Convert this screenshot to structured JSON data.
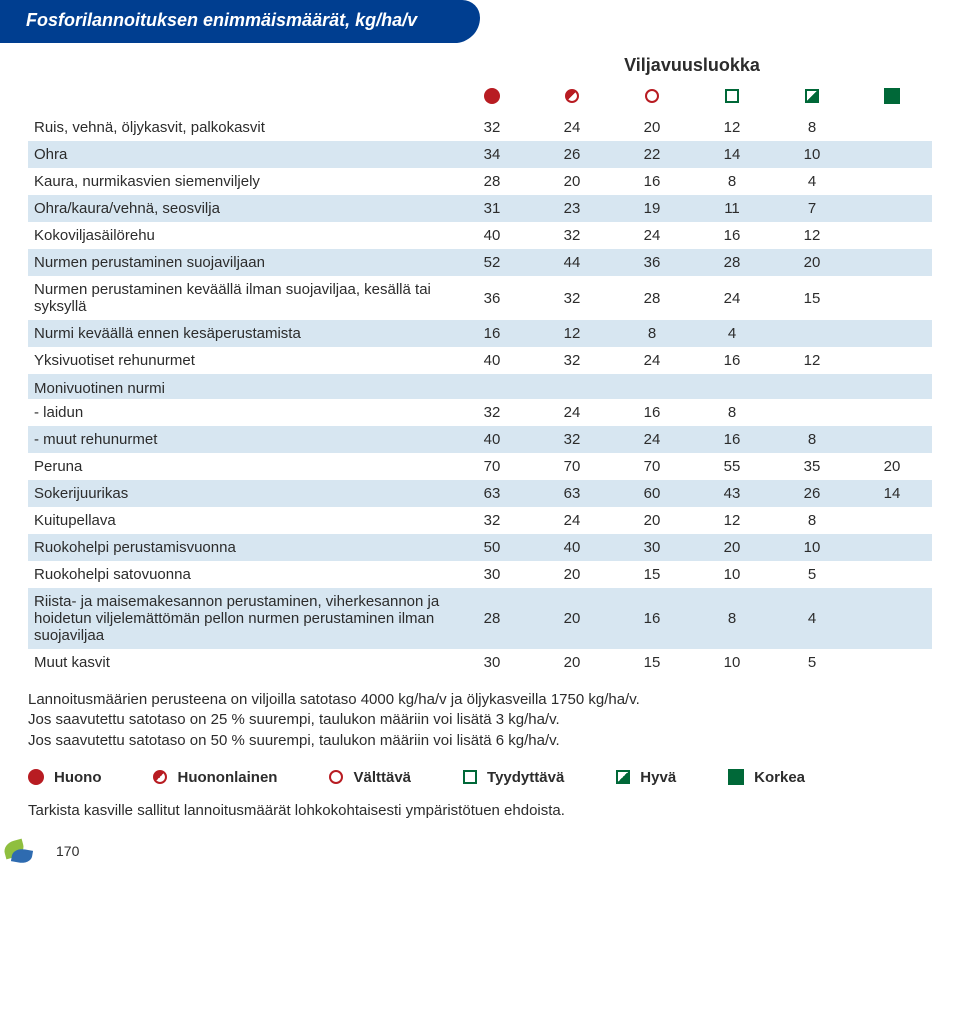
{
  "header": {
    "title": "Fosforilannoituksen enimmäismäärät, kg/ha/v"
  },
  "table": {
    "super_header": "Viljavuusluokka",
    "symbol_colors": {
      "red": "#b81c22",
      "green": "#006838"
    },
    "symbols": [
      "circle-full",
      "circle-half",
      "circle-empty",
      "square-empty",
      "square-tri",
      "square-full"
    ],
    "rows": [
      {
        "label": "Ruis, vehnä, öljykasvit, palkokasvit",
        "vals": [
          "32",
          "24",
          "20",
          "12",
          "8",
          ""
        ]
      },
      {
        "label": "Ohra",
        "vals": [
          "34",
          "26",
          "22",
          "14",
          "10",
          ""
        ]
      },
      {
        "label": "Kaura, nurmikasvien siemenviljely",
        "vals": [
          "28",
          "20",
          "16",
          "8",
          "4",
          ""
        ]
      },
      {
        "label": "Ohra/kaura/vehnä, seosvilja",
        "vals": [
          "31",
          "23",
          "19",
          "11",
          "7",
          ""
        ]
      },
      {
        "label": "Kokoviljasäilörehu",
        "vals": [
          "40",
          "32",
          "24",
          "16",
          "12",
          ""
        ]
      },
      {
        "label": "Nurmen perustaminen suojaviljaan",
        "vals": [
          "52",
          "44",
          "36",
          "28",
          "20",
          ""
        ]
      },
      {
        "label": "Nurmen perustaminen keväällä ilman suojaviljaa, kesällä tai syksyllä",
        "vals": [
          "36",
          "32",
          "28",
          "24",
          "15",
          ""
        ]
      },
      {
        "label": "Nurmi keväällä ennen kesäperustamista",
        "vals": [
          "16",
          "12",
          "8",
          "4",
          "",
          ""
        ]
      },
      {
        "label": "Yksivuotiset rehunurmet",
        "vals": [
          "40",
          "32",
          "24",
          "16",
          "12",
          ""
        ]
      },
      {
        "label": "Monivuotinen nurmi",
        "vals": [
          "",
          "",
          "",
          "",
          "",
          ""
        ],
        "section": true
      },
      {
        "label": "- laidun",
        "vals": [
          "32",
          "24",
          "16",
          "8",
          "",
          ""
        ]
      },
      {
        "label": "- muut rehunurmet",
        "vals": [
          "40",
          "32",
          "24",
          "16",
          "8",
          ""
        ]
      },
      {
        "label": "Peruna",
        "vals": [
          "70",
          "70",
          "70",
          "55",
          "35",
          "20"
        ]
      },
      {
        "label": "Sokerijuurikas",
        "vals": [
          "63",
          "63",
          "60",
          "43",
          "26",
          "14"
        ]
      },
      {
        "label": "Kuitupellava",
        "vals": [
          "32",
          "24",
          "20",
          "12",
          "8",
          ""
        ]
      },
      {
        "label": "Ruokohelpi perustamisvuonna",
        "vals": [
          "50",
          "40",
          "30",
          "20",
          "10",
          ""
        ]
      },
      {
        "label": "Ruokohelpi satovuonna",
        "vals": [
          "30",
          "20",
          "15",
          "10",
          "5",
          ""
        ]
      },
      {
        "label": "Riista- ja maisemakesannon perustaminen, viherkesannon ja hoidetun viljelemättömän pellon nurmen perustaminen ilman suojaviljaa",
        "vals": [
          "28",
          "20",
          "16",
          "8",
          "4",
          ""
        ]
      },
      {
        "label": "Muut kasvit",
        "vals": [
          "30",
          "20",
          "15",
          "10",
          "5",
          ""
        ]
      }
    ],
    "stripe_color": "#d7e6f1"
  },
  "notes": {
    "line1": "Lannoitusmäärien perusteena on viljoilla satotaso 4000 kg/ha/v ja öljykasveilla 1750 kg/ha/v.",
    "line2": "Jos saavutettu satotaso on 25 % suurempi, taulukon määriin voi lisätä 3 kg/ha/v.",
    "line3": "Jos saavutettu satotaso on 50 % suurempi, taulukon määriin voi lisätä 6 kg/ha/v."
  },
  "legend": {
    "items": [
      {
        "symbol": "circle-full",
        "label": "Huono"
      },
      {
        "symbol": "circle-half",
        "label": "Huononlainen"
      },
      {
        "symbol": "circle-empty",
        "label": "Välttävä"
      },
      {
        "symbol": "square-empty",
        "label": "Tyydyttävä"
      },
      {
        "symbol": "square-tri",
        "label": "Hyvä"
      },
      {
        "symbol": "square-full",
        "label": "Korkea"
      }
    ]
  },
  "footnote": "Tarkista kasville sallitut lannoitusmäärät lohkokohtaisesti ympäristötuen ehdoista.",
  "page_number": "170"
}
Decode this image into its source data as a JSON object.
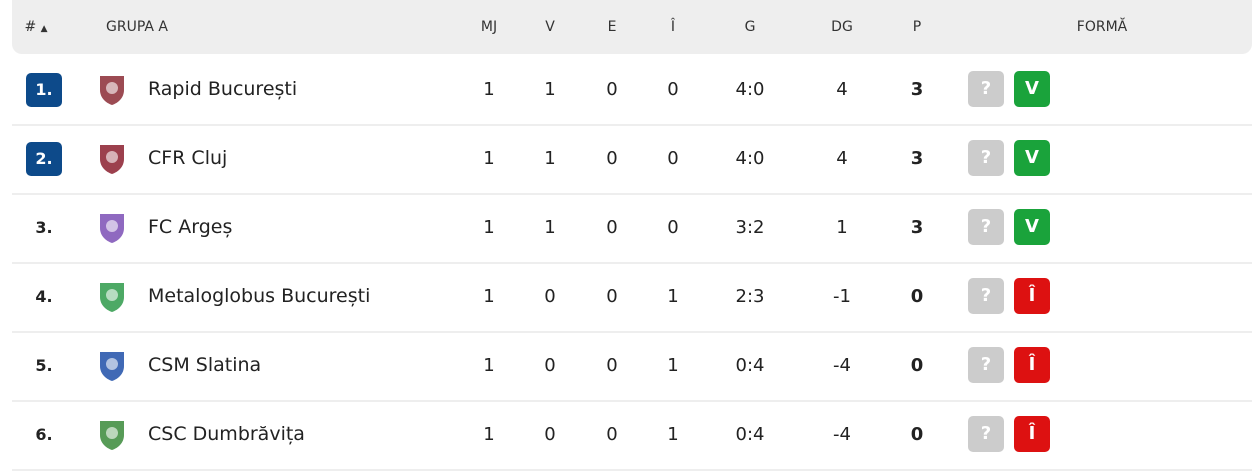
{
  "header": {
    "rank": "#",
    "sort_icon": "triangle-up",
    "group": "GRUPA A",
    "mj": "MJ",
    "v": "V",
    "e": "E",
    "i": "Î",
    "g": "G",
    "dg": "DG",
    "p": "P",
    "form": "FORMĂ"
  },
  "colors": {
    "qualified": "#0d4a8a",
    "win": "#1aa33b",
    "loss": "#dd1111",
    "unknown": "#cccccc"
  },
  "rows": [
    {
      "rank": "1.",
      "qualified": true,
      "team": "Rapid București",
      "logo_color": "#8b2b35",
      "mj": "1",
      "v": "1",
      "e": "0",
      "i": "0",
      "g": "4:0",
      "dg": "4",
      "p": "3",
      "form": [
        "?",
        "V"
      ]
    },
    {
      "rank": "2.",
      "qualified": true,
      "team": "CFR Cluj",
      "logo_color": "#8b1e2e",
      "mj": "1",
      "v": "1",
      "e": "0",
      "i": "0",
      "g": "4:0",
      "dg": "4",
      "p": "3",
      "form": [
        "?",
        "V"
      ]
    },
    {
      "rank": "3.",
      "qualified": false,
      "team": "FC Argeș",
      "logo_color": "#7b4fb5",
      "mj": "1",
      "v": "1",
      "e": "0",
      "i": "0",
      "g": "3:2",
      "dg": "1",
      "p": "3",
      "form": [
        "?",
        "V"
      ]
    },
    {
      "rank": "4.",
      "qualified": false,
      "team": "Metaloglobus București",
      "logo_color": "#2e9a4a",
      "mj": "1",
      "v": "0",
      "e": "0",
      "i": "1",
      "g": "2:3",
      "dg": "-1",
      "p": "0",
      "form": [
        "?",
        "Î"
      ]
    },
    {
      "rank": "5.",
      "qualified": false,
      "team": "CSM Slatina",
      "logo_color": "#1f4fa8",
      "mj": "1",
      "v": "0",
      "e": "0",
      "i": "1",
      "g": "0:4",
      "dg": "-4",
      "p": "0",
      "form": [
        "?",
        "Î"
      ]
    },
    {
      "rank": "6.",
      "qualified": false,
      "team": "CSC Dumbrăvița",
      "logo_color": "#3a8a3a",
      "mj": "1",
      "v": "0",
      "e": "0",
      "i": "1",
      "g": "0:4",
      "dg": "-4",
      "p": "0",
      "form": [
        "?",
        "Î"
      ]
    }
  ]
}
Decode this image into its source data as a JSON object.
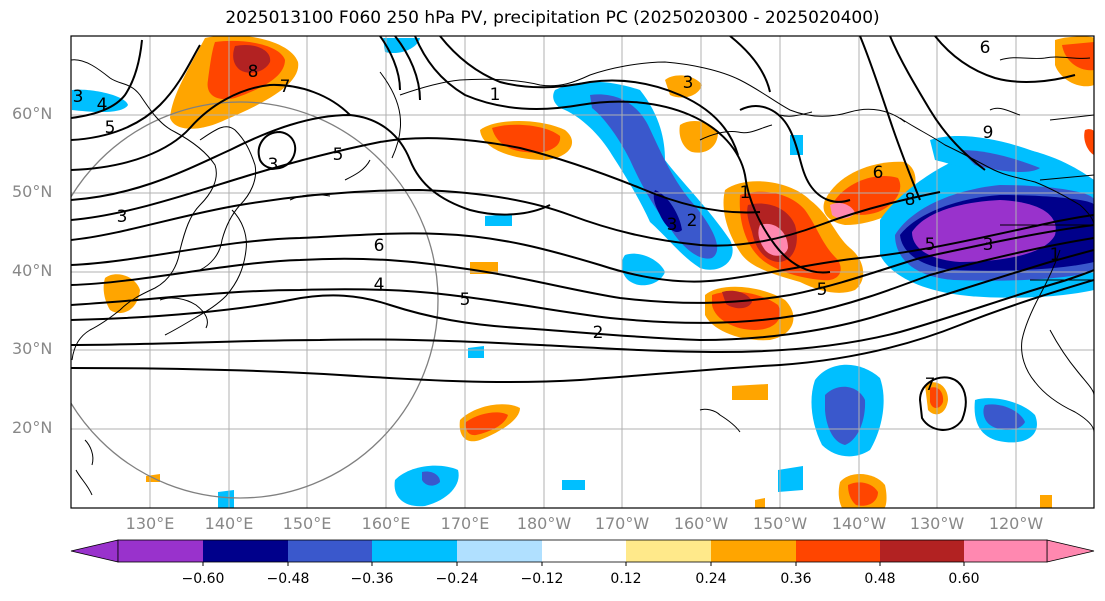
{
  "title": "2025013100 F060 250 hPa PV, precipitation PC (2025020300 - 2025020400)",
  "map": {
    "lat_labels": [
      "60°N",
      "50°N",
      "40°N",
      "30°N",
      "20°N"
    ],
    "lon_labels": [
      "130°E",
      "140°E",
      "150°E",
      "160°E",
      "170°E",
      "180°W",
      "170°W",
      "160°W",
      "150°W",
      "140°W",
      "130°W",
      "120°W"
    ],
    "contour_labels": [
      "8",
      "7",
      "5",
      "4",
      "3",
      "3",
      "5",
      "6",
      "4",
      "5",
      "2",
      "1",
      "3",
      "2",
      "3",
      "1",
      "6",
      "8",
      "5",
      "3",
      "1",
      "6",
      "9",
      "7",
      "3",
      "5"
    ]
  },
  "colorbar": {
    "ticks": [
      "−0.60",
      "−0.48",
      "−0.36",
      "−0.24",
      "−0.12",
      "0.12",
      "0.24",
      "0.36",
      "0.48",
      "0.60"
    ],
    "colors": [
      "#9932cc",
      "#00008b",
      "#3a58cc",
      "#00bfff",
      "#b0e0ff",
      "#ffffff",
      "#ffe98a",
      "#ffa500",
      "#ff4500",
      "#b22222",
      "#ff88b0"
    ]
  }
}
++++++++++++++++++++
[The problem]
Give the number of lines above in which the word "team" occurs, with nothing else.

[Response below]
6